* _Exercise brief_
Write out the whole listing exactly as it stands.

[Data excerpts]
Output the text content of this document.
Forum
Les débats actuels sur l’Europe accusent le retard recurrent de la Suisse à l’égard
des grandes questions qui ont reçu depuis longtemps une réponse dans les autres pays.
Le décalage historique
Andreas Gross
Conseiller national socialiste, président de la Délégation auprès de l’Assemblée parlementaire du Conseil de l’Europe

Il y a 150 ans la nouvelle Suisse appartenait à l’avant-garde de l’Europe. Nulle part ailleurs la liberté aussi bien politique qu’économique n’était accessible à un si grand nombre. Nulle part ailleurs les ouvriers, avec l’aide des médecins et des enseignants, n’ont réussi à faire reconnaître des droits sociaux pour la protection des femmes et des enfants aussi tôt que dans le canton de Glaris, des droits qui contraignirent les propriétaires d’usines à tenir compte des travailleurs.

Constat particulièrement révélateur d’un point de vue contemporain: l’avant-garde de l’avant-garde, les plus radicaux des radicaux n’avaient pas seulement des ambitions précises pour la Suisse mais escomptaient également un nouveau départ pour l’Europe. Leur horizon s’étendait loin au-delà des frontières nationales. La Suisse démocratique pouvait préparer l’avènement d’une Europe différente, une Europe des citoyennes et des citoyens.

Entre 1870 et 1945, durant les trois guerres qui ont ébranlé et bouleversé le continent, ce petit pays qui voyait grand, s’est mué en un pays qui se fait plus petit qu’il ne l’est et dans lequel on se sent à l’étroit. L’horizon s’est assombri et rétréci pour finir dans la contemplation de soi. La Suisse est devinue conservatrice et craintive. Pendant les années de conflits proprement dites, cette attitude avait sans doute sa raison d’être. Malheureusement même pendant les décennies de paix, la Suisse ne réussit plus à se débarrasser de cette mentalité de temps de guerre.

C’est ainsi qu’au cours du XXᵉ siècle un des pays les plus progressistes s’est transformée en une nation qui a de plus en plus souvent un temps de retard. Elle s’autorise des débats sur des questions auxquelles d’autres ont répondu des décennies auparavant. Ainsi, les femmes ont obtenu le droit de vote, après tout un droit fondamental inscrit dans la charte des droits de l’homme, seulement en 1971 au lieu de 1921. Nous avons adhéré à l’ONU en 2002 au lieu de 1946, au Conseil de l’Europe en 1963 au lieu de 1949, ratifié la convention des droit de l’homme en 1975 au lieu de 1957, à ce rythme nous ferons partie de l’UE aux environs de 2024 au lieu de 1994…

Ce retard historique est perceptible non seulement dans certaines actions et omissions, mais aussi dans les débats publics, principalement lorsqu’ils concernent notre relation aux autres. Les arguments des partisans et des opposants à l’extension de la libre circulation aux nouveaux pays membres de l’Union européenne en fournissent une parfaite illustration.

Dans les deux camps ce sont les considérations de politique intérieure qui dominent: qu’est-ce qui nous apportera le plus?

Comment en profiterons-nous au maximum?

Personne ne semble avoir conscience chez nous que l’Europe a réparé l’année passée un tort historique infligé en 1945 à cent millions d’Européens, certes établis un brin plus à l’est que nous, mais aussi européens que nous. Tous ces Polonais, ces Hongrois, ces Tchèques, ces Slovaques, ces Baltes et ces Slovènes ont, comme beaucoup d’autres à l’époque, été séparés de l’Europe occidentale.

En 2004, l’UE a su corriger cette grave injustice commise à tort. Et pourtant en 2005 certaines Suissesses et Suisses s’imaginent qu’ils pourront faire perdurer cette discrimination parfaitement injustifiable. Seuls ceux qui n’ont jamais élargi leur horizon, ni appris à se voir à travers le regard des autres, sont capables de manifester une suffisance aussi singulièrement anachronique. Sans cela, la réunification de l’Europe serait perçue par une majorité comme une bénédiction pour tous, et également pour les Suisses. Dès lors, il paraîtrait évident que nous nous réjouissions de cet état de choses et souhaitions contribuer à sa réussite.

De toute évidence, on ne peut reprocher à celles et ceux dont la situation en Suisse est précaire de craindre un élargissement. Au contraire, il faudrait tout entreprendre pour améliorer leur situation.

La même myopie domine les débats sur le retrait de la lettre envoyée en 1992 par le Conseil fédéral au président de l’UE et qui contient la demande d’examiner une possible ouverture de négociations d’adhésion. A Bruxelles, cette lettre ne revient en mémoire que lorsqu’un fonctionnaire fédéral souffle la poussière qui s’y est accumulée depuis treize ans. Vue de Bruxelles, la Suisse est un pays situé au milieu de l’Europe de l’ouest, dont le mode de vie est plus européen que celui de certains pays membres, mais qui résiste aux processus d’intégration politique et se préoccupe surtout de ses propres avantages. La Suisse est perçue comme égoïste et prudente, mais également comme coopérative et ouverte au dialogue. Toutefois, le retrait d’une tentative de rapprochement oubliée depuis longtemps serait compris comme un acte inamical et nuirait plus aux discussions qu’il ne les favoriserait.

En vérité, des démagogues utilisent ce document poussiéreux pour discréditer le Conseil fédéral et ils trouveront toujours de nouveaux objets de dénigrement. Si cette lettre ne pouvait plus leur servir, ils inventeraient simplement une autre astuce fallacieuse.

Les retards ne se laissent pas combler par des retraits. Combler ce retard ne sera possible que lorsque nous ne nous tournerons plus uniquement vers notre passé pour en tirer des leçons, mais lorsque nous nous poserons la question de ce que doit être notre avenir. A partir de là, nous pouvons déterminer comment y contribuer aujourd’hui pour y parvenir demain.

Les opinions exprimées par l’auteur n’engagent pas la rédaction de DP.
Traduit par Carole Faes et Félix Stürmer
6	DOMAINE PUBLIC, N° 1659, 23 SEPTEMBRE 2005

* _Task result_
Output the text content of this document.
Forum
Les débats actuels sur l’Europe accusent le retard recurrent de la Suisse à l’égard
des grandes questions qui ont reçu depuis longtemps une réponse dans les autres pays.
Le décalage historique
Andreas Gross
Conseiller national socialiste, président de la Délégation auprès de l’Assemblée parlementaire du Conseil de l’Europe

Il y a 150 ans la nouvelle Suisse appartenait à l’avant-garde de l’Europe. Nulle part ailleurs la liberté aussi bien politique qu’économique n’était accessible à un si grand nombre. Nulle part ailleurs les ouvriers, avec l’aide des médecins et des enseignants, n’ont réussi à faire reconnaître des droits sociaux pour la protection des femmes et des enfants aussi tôt que dans le canton de Glaris, des droits qui contraignirent les propriétaires d’usines à tenir compte des travailleurs.

Constat particulièrement révélateur d’un point de vue contemporain: l’avant-garde de l’avant-garde, les plus radicaux des radicaux n’avaient pas seulement des ambitions précises pour la Suisse mais escomptaient également un nouveau départ pour l’Europe. Leur horizon s’étendait loin au-delà des frontières nationales. La Suisse démocratique pouvait préparer l’avènement d’une Europe différente, une Europe des citoyennes et des citoyens.

Entre 1870 et 1945, durant les trois guerres qui ont ébranlé et bouleversé le continent, ce petit pays qui voyait grand, s’est mué en un pays qui se fait plus petit qu’il ne l’est et dans lequel on se sent à l’étroit. L’horizon s’est assombri et rétréci pour finir dans la contemplation de soi. La Suisse est devinue conservatrice et craintive. Pendant les années de conflits proprement dites, cette attitude avait sans doute sa raison d’être. Malheureusement même pendant les décennies de paix, la Suisse ne réussit plus à se débarrasser de cette mentalité de temps de guerre.

C’est ainsi qu’au cours du XXᵉ siècle un des pays les plus progressistes s’est transformée en une nation qui a de plus en plus souvent un temps de retard. Elle s’autorise des débats sur des questions auxquelles d’autres ont répondu des décennies auparavant. Ainsi, les femmes ont obtenu le droit de vote, après tout un droit fondamental inscrit dans la charte des droits de l’homme, seulement en 1971 au lieu de 1921. Nous avons adhéré à l’ONU en 2002 au lieu de 1946, au Conseil de l’Europe en 1963 au lieu de 1949, ratifié la convention des droit de l’homme en 1975 au lieu de 1957, à ce rythme nous ferons partie de l’UE aux environs de 2024 au lieu de 1994…

Ce retard historique est perceptible non seulement dans certaines actions et omissions, mais aussi dans les débats publics, principalement lorsqu’ils concernent notre relation aux autres. Les arguments des partisans et des opposants à l’extension de la libre circulation aux nouveaux pays membres de l’Union européenne en fournissent une parfaite illustration.

Dans les deux camps ce sont les considérations de politique intérieure qui dominent: qu’est-ce qui nous apportera le plus?

Comment en profiterons-nous au maximum?

Personne ne semble avoir conscience chez nous que l’Europe a réparé l’année passée un tort historique infligé en 1945 à cent millions d’Européens, certes établis un brin plus à l’est que nous, mais aussi européens que nous. Tous ces Polonais, ces Hongrois, ces Tchèques, ces Slovaques, ces Baltes et ces Slovènes ont, comme beaucoup d’autres à l’époque, été séparés de l’Europe occidentale.

En 2004, l’UE a su corriger cette grave injustice commise à tort. Et pourtant en 2005 certaines Suissesses et Suisses s’imaginent qu’ils pourront faire perdurer cette discrimination parfaitement injustifiable. Seuls ceux qui n’ont jamais élargi leur horizon, ni appris à se voir à travers le regard des autres, sont capables de manifester une suffisance aussi singulièrement anachronique. Sans cela, la réunification de l’Europe serait perçue par une majorité comme une bénédiction pour tous, et également pour les Suisses. Dès lors, il paraîtrait évident que nous nous réjouissions de cet état de choses et souhaitions contribuer à sa réussite.

De toute évidence, on ne peut reprocher à celles et ceux dont la situation en Suisse est précaire de craindre un élargissement. Au contraire, il faudrait tout entreprendre pour améliorer leur situation.

La même myopie domine les débats sur le retrait de la lettre envoyée en 1992 par le Conseil fédéral au président de l’UE et qui contient la demande d’examiner une possible ouverture de négociations d’adhésion. A Bruxelles, cette lettre ne revient en mémoire que lorsqu’un fonctionnaire fédéral souffle la poussière qui s’y est accumulée depuis treize ans. Vue de Bruxelles, la Suisse est un pays situé au milieu de l’Europe de l’ouest, dont le mode de vie est plus européen que celui de certains pays membres, mais qui résiste aux processus d’intégration politique et se préoccupe surtout de ses propres avantages. La Suisse est perçue comme égoïste et prudente, mais également comme coopérative et ouverte au dialogue. Toutefois, le retrait d’une tentative de rapprochement oubliée depuis longtemps serait compris comme un acte inamical et nuirait plus aux discussions qu’il ne les favoriserait.

En vérité, des démagogues utilisent ce document poussiéreux pour discréditer le Conseil fédéral et ils trouveront toujours de nouveaux objets de dénigrement. Si cette lettre ne pouvait plus leur servir, ils inventeraient simplement une autre astuce fallacieuse.

Les retards ne se laissent pas combler par des retraits. Combler ce retard ne sera possible que lorsque nous ne nous tournerons plus uniquement vers notre passé pour en tirer des leçons, mais lorsque nous nous poserons la question de ce que doit être notre avenir. A partir de là, nous pouvons déterminer comment y contribuer aujourd’hui pour y parvenir demain.

Les opinions exprimées par l’auteur n’engagent pas la rédaction de DP.
Traduit par Carole Faes et Félix Stürmer
6	DOMAINE PUBLIC, N° 1659, 23 SEPTEMBRE 2005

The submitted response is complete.